In the entries that follow, count each line containing "Percent" and state the total, nothing more.

BEGIN

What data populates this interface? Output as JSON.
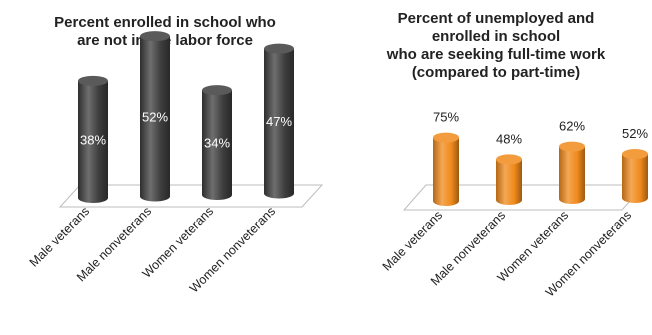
{
  "chart_data": [
    {
      "type": "bar",
      "title": "Percent enrolled in school who\nare not in the labor force",
      "categories": [
        "Male veterans",
        "Male nonveterans",
        "Women veterans",
        "Women nonveterans"
      ],
      "values": [
        38,
        52,
        34,
        47
      ],
      "value_labels": [
        "38%",
        "52%",
        "34%",
        "47%"
      ],
      "label_position": "inside",
      "ylim": [
        0,
        60
      ],
      "color": "#3d3d3d",
      "grid": false,
      "style": "3d-cylinder"
    },
    {
      "type": "bar",
      "title": "Percent of unemployed and\nenrolled in school\nwho are seeking full-time work\n(compared to part-time)",
      "categories": [
        "Male veterans",
        "Male nonveterans",
        "Women veterans",
        "Women nonveterans"
      ],
      "values": [
        75,
        48,
        62,
        52
      ],
      "value_labels": [
        "75%",
        "48%",
        "62%",
        "52%"
      ],
      "label_position": "above",
      "ylim": [
        0,
        110
      ],
      "color": "#f08a1c",
      "grid": false,
      "style": "3d-cylinder"
    }
  ]
}
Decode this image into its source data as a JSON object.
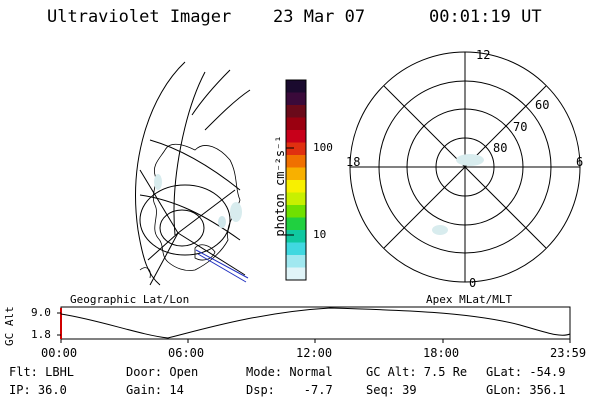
{
  "header": {
    "title": "Ultraviolet Imager",
    "date": "23 Mar 07",
    "time": "00:01:19 UT"
  },
  "colorbar": {
    "unit_label": "photon cm⁻²s⁻¹",
    "ticks": [
      "100",
      "10"
    ],
    "colors": [
      "#1a0a2e",
      "#3a0a3a",
      "#6a0a1a",
      "#9a0010",
      "#c8001a",
      "#e03010",
      "#f07000",
      "#f8b000",
      "#f8f000",
      "#c8f000",
      "#70e000",
      "#20d040",
      "#10c8a0",
      "#40d8e0",
      "#a0e8f0",
      "#e0f4f8"
    ]
  },
  "geo_panel": {
    "label": "Geographic Lat/Lon"
  },
  "apex_panel": {
    "label": "Apex MLat/MLT",
    "mlt_labels": {
      "top": "12",
      "left": "18",
      "right": "6",
      "bottom": "0"
    },
    "mlat_labels": [
      "60",
      "70",
      "80"
    ]
  },
  "altitude_plot": {
    "ylabel": "GC Alt",
    "ytick_top": "9.0",
    "ytick_bottom": "1.8",
    "xticks": [
      "00:00",
      "06:00",
      "12:00",
      "18:00",
      "23:59"
    ]
  },
  "info": {
    "flt": "Flt: LBHL",
    "ip": "IP: 36.0",
    "door": "Door: Open",
    "gain": "Gain: 14",
    "mode": "Mode: Normal",
    "dsp": "Dsp:    -7.7",
    "gcalt": "GC Alt: 7.5 Re",
    "seq": "Seq: 39",
    "glat": "GLat: -54.9",
    "glon": "GLon: 356.1"
  }
}
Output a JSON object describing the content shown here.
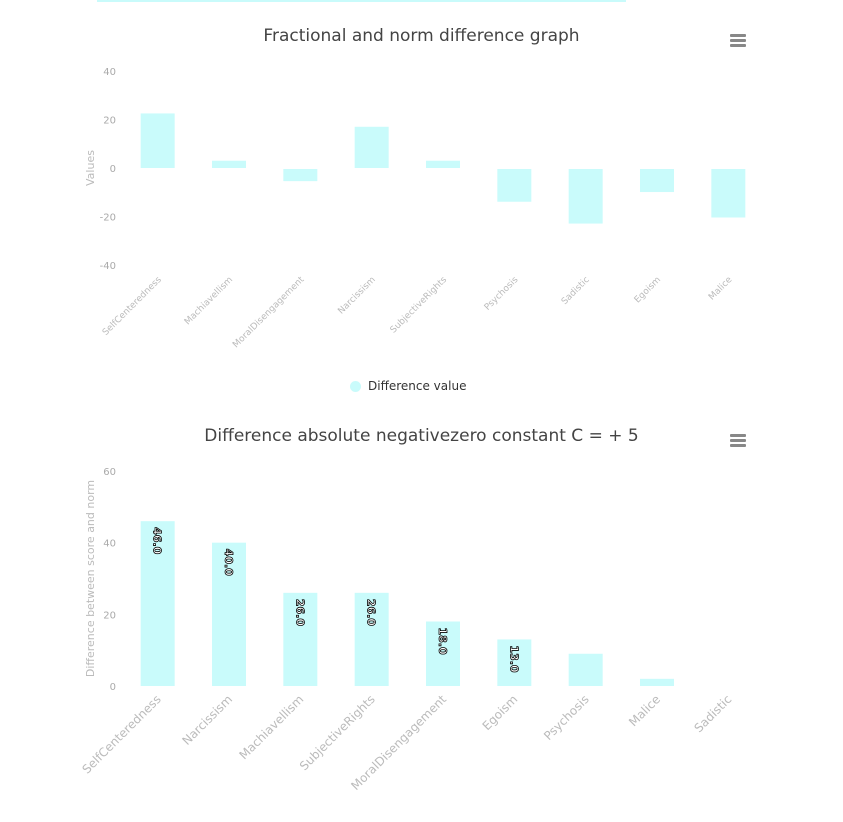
{
  "chart_data": [
    {
      "type": "bar",
      "title": "Fractional and norm difference graph",
      "ylabel": "Values",
      "xlabel": "",
      "ylim": [
        -40,
        40
      ],
      "yticks": [
        40,
        20,
        0,
        -20,
        -40
      ],
      "categories": [
        "SelfCenteredness",
        "Machiavellism",
        "MoralDisengagement",
        "Narcissism",
        "SubjectiveRights",
        "Psychosis",
        "Sadistic",
        "Egoism",
        "Malice"
      ],
      "series": [
        {
          "name": "Difference value",
          "values": [
            22.5,
            3,
            -5,
            17,
            3,
            -13.5,
            -22.5,
            -9.5,
            -20
          ]
        }
      ],
      "color": "#c9fbfb",
      "legend": "bottom-center"
    },
    {
      "type": "bar",
      "title": "Difference absolute negativezero constant C = + 5",
      "ylabel": "Difference between score and norm",
      "xlabel": "",
      "ylim": [
        0,
        60
      ],
      "yticks": [
        60,
        40,
        20,
        0
      ],
      "categories": [
        "SelfCenteredness",
        "Narcissism",
        "Machiavellism",
        "SubjectiveRights",
        "MoralDisengagement",
        "Egoism",
        "Psychosis",
        "Malice",
        "Sadistic"
      ],
      "values": [
        46,
        40,
        26,
        26,
        18,
        13,
        9,
        2,
        0
      ],
      "data_labels": [
        "46.0",
        "40.0",
        "26.0",
        "26.0",
        "18.0",
        "13.0",
        "",
        "",
        ""
      ],
      "color": "#c9fbfb"
    }
  ]
}
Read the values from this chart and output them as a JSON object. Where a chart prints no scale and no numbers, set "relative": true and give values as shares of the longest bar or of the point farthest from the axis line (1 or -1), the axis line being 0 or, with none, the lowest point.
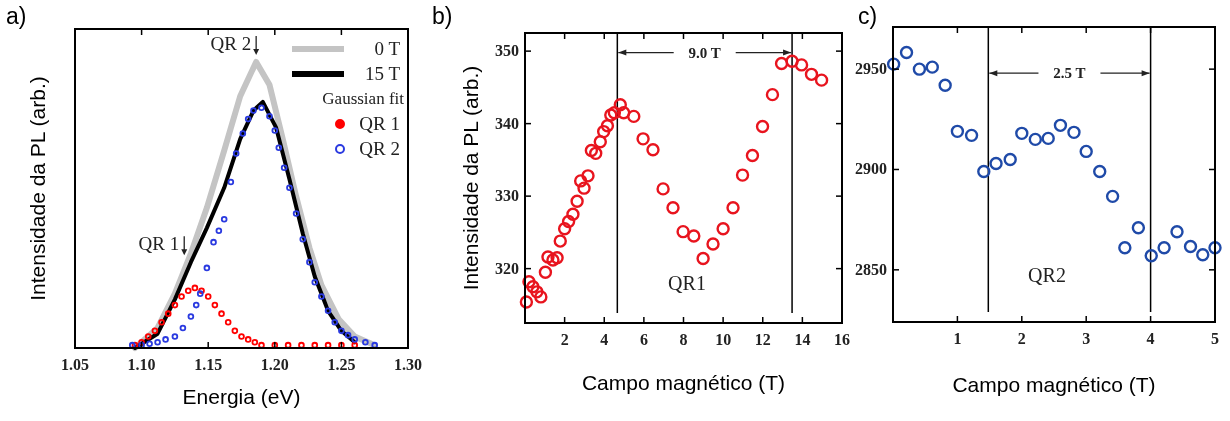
{
  "chart_data": [
    {
      "type": "line",
      "title": "a)",
      "xlabel": "Energia (eV)",
      "ylabel": "Intensidade da PL (arb.)",
      "relative": true,
      "xlim": [
        1.05,
        1.3
      ],
      "xticks": [
        1.05,
        {
          "value": 1.1,
          "label": "1.10"
        },
        1.15,
        {
          "value": 1.2,
          "label": "1.20"
        },
        1.25,
        {
          "value": 1.3,
          "label": "1.30"
        }
      ],
      "legend": "top right",
      "legend_title": "Gaussian fit",
      "annotations": [
        {
          "text": "QR 2",
          "x": 1.186,
          "y": 1.0
        },
        {
          "text": "QR 1",
          "x": 1.132,
          "y": 0.3
        }
      ],
      "series": [
        {
          "name": "0 T",
          "color": "#c4c4c4",
          "x": [
            1.095,
            1.112,
            1.125,
            1.137,
            1.149,
            1.162,
            1.174,
            1.186,
            1.196,
            1.206,
            1.216,
            1.226,
            1.235,
            1.248,
            1.26,
            1.275
          ],
          "values": [
            0,
            0.07,
            0.19,
            0.33,
            0.49,
            0.69,
            0.88,
            1.0,
            0.92,
            0.73,
            0.53,
            0.35,
            0.22,
            0.1,
            0.04,
            0.01
          ]
        },
        {
          "name": "15 T",
          "color": "#000000",
          "x": [
            1.095,
            1.112,
            1.125,
            1.137,
            1.149,
            1.162,
            1.174,
            1.184,
            1.191,
            1.201,
            1.211,
            1.221,
            1.23,
            1.24,
            1.25,
            1.26
          ],
          "values": [
            0,
            0.05,
            0.17,
            0.3,
            0.42,
            0.56,
            0.73,
            0.83,
            0.86,
            0.77,
            0.59,
            0.4,
            0.25,
            0.13,
            0.06,
            0.02
          ]
        },
        {
          "name": "QR 1",
          "type": "scatter",
          "marker": "circle",
          "color": "#ff0000",
          "x": [
            1.095,
            1.1,
            1.105,
            1.11,
            1.115,
            1.12,
            1.125,
            1.13,
            1.135,
            1.14,
            1.145,
            1.15,
            1.155,
            1.16,
            1.165,
            1.17,
            1.175,
            1.18,
            1.185,
            1.19,
            1.2,
            1.21,
            1.22,
            1.23,
            1.24,
            1.25,
            1.26
          ],
          "values": [
            0.01,
            0.02,
            0.04,
            0.06,
            0.09,
            0.12,
            0.15,
            0.18,
            0.2,
            0.21,
            0.2,
            0.18,
            0.15,
            0.12,
            0.09,
            0.06,
            0.04,
            0.03,
            0.02,
            0.01,
            0.01,
            0.01,
            0.01,
            0.01,
            0.01,
            0.01,
            0.01
          ]
        },
        {
          "name": "QR 2",
          "type": "scatter",
          "marker": "circle",
          "color": "#2a3ae0",
          "x": [
            1.093,
            1.1,
            1.106,
            1.112,
            1.118,
            1.125,
            1.131,
            1.137,
            1.141,
            1.144,
            1.149,
            1.154,
            1.158,
            1.162,
            1.167,
            1.171,
            1.176,
            1.18,
            1.184,
            1.19,
            1.196,
            1.2,
            1.203,
            1.207,
            1.211,
            1.216,
            1.221,
            1.226,
            1.23,
            1.235,
            1.24,
            1.245,
            1.25,
            1.255,
            1.26,
            1.268,
            1.275
          ],
          "values": [
            0.01,
            0.01,
            0.015,
            0.02,
            0.03,
            0.04,
            0.07,
            0.11,
            0.15,
            0.19,
            0.28,
            0.37,
            0.41,
            0.45,
            0.58,
            0.68,
            0.75,
            0.8,
            0.83,
            0.84,
            0.81,
            0.76,
            0.7,
            0.63,
            0.56,
            0.47,
            0.38,
            0.3,
            0.23,
            0.18,
            0.13,
            0.09,
            0.06,
            0.045,
            0.03,
            0.02,
            0.01
          ]
        }
      ]
    },
    {
      "type": "scatter",
      "title": "b)",
      "xlabel": "Campo magnético (T)",
      "ylabel": "Intensidade da PL (arb.)",
      "xlim": [
        0,
        16
      ],
      "xticks": [
        2,
        4,
        6,
        8,
        10,
        12,
        14,
        16
      ],
      "ylim": [
        312.5,
        352.5
      ],
      "yticks": [
        320,
        330,
        340,
        350
      ],
      "marker": "circle",
      "annotations": [
        {
          "text": "9.0 T",
          "x": 13.48,
          "y": 349.8
        },
        "QR1"
      ],
      "ref_lines": [
        {
          "axis": "x",
          "value": 4.66,
          "color": "#000000"
        },
        {
          "axis": "x",
          "value": 13.48,
          "color": "#000000"
        }
      ],
      "series": [
        {
          "color": "#e8141e",
          "x": [
            0.07,
            0.2,
            0.4,
            0.6,
            0.8,
            1.03,
            1.16,
            1.41,
            1.62,
            1.78,
            2.0,
            2.2,
            2.42,
            2.63,
            2.81,
            2.98,
            3.18,
            3.35,
            3.57,
            3.8,
            3.97,
            4.16,
            4.33,
            4.51,
            4.81,
            4.98,
            5.49,
            5.96,
            6.46,
            6.97,
            7.47,
            7.98,
            8.52,
            8.99,
            9.49,
            10.0,
            10.5,
            10.98,
            11.48,
            11.99,
            12.49,
            12.95,
            13.48,
            13.96,
            14.46,
            14.97
          ],
          "values": [
            315.4,
            318.2,
            317.5,
            316.8,
            316.1,
            319.5,
            321.6,
            321.2,
            321.5,
            323.8,
            325.5,
            326.5,
            327.5,
            329.3,
            332.1,
            331.1,
            332.8,
            336.3,
            335.9,
            337.5,
            338.9,
            339.7,
            341.2,
            341.5,
            342.6,
            341.5,
            341.0,
            337.9,
            336.4,
            331.0,
            328.4,
            325.1,
            324.5,
            321.4,
            323.4,
            325.5,
            328.4,
            332.9,
            335.6,
            339.6,
            344.0,
            348.3,
            348.6,
            348.1,
            346.8,
            346.0
          ]
        }
      ]
    },
    {
      "type": "scatter",
      "title": "c)",
      "xlabel": "Campo magnético (T)",
      "xlim": [
        0,
        5
      ],
      "xticks": [
        1,
        2,
        3,
        4,
        5
      ],
      "ylim": [
        2824,
        2971
      ],
      "yticks": [
        2850,
        2900,
        2950
      ],
      "marker": "circle",
      "annotations": [
        {
          "text": "2.5 T",
          "x": 4.0,
          "y": 2948
        },
        "QR2"
      ],
      "ref_lines": [
        {
          "axis": "x",
          "value": 1.48,
          "color": "#000000"
        },
        {
          "axis": "x",
          "value": 4.0,
          "color": "#000000"
        }
      ],
      "series": [
        {
          "color": "#1f4aa8",
          "x": [
            0.01,
            0.21,
            0.41,
            0.61,
            0.81,
            1.0,
            1.22,
            1.41,
            1.6,
            1.82,
            2.0,
            2.21,
            2.41,
            2.6,
            2.81,
            3.0,
            3.21,
            3.41,
            3.6,
            3.81,
            4.01,
            4.21,
            4.41,
            4.62,
            4.81,
            5.0
          ],
          "values": [
            2952.5,
            2958.3,
            2950,
            2951,
            2942,
            2919,
            2917,
            2899,
            2903,
            2905,
            2918,
            2915,
            2915.5,
            2922,
            2918.5,
            2909,
            2899,
            2886.6,
            2861,
            2871,
            2857,
            2861,
            2869,
            2861.6,
            2857.5,
            2861
          ]
        }
      ]
    }
  ]
}
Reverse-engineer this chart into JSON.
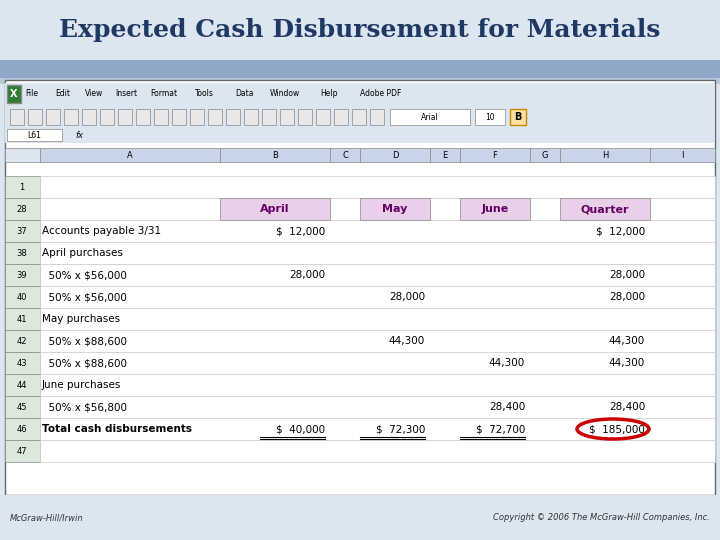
{
  "title": "Expected Cash Disbursement for Materials",
  "title_color": "#1f3864",
  "title_bg": "#dce6f1",
  "copyright_left": "McGraw-Hill/Irwin",
  "copyright_right": "Copyright © 2006 The McGraw-Hill Companies, Inc.",
  "header_bg": "#e8d5e8",
  "header_text_color": "#660066",
  "row_bg": "#f5f5e8",
  "total_row_bg": "#f5f5e8",
  "excel_toolbar_bg": "#c8d4e8",
  "excel_menu_bg": "#dce6f1",
  "col_header_bg": "#c8d4e8",
  "row_header_bg": "#dce8dc",
  "highlight_circle_color": "#cc0000",
  "rows": [
    {
      "row": "28",
      "label": "",
      "april": "April",
      "may": "May",
      "june": "June",
      "quarter": "Quarter",
      "is_header": true
    },
    {
      "row": "37",
      "label": "Accounts payable 3/31",
      "april": "$  12,000",
      "may": "",
      "june": "",
      "quarter": "$  12,000",
      "is_header": false
    },
    {
      "row": "38",
      "label": "April purchases",
      "april": "",
      "may": "",
      "june": "",
      "quarter": "",
      "is_header": false
    },
    {
      "row": "39",
      "label": "  50% x $56,000",
      "april": "28,000",
      "may": "",
      "june": "",
      "quarter": "28,000",
      "is_header": false
    },
    {
      "row": "40",
      "label": "  50% x $56,000",
      "april": "",
      "may": "28,000",
      "june": "",
      "quarter": "28,000",
      "is_header": false
    },
    {
      "row": "41",
      "label": "May purchases",
      "april": "",
      "may": "",
      "june": "",
      "quarter": "",
      "is_header": false
    },
    {
      "row": "42",
      "label": "  50% x $88,600",
      "april": "",
      "may": "44,300",
      "june": "",
      "quarter": "44,300",
      "is_header": false
    },
    {
      "row": "43",
      "label": "  50% x $88,600",
      "april": "",
      "may": "",
      "june": "44,300",
      "quarter": "44,300",
      "is_header": false
    },
    {
      "row": "44",
      "label": "June purchases",
      "april": "",
      "may": "",
      "june": "",
      "quarter": "",
      "is_header": false
    },
    {
      "row": "45",
      "label": "  50% x $56,800",
      "april": "",
      "may": "",
      "june": "28,400",
      "quarter": "28,400",
      "is_header": false
    },
    {
      "row": "46",
      "label": "Total cash disbursements",
      "april": "$  40,000",
      "may": "$  72,300",
      "june": "$  72,700",
      "quarter": "$  185,000",
      "is_header": false,
      "is_total": true
    },
    {
      "row": "47",
      "label": "",
      "april": "",
      "may": "",
      "june": "",
      "quarter": "",
      "is_header": false
    }
  ]
}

END

RESULT OF THIS EXERCISE
2